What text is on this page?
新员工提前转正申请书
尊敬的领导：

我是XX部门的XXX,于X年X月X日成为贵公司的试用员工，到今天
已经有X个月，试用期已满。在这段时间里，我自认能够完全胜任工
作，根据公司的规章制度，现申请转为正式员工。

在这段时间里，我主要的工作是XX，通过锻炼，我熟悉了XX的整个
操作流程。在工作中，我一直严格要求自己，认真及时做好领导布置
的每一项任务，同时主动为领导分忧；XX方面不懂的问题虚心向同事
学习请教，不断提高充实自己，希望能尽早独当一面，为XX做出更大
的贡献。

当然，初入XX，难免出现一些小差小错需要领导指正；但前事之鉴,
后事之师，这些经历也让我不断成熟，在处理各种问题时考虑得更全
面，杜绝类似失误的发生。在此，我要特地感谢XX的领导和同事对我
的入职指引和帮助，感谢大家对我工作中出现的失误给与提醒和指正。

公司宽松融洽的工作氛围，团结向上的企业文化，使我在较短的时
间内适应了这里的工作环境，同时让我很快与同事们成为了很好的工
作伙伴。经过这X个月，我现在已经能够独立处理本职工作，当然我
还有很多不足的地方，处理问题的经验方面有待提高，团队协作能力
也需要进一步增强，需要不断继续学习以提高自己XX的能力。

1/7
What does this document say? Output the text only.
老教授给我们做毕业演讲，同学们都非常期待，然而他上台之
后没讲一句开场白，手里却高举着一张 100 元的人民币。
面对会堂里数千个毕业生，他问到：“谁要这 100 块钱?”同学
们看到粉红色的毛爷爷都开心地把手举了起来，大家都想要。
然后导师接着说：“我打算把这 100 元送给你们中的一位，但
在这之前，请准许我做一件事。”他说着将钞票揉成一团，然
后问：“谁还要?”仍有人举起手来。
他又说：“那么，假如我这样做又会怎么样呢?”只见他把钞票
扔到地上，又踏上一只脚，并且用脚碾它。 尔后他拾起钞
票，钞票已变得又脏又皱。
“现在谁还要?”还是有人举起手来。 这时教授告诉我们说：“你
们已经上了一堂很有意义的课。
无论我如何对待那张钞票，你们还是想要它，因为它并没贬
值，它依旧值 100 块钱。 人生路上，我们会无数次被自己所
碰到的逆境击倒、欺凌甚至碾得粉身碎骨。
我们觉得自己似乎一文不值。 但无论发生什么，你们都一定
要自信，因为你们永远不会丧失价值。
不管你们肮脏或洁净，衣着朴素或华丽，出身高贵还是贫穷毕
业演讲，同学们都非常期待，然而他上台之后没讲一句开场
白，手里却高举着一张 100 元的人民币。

TASK: In the records above, tally the lines where the word "手里却高举着一张" appears, and give the number and nothing else.

EXERCISE SOLUTION: 2